▸ **PROVIDED RECORDS**:
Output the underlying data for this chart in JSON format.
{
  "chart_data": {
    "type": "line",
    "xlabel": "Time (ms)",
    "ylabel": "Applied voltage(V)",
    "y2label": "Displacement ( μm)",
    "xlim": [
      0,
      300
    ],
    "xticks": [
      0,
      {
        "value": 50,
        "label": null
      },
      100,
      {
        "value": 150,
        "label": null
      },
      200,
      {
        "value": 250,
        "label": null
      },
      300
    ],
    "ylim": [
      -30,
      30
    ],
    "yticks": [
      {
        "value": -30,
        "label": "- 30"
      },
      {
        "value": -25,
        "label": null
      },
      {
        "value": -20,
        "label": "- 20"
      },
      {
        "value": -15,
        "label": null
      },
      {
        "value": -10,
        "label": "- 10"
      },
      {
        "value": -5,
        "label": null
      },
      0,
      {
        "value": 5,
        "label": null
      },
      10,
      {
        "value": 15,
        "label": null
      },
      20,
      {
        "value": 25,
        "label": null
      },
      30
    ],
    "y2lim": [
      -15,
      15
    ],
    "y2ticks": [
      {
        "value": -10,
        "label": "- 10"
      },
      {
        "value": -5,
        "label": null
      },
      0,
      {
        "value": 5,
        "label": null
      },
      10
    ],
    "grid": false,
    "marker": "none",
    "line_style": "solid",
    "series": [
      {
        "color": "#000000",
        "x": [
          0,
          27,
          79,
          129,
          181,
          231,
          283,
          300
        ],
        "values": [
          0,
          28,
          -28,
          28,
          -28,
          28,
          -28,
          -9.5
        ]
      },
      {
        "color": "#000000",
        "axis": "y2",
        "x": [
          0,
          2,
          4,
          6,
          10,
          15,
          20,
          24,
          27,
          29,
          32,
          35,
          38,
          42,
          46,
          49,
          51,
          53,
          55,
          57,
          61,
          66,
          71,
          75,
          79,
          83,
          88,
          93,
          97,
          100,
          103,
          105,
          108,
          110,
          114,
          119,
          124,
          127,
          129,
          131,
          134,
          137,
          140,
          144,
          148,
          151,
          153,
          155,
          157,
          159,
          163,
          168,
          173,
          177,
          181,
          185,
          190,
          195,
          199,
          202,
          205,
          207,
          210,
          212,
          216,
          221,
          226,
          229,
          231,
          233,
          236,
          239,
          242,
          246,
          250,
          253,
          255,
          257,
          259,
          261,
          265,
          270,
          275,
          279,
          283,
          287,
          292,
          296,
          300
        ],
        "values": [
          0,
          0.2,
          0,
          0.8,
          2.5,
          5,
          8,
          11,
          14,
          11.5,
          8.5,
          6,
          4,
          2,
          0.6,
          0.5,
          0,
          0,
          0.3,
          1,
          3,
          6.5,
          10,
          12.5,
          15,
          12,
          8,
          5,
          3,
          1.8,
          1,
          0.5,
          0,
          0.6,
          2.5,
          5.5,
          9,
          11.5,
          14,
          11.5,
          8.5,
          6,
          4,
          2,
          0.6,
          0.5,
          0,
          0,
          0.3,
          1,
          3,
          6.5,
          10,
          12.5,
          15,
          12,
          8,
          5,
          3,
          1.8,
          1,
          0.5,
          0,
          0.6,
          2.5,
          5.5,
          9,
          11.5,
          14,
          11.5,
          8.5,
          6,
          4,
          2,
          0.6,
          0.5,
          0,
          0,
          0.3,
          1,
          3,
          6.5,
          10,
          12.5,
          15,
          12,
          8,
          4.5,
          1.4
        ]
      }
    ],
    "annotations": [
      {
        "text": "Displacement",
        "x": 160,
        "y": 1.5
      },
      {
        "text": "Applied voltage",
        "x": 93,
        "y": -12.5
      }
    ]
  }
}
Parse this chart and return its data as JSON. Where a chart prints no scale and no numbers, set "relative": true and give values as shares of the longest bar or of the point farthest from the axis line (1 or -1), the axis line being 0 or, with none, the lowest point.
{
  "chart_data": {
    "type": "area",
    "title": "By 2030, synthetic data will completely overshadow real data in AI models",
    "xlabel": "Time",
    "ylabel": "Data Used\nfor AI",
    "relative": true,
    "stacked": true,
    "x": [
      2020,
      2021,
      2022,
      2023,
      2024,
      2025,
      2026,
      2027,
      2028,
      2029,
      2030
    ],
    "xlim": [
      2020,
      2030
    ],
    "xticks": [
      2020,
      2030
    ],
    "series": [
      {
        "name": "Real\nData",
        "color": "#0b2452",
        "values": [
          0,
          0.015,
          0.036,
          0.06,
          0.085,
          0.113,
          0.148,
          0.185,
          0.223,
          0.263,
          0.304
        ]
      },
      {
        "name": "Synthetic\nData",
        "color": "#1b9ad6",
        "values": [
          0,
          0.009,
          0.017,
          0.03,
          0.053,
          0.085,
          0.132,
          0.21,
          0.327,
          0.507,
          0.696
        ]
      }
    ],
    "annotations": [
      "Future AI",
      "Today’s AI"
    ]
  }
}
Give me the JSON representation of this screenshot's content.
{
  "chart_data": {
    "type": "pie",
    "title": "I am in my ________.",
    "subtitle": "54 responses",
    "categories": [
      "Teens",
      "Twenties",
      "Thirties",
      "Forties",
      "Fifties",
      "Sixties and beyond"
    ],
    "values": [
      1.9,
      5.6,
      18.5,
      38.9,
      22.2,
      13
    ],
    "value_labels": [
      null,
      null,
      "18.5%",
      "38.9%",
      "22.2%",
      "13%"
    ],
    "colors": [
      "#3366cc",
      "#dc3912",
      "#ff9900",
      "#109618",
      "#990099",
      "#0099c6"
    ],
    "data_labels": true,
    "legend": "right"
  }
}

▸ **WRITTEN EXERCISE**:
Extract all lines from the data in which "Applied" is found.

▸ **TASK SOLUTION**:
    "ylabel": "Applied voltage(V)",
        "text": "Applied voltage",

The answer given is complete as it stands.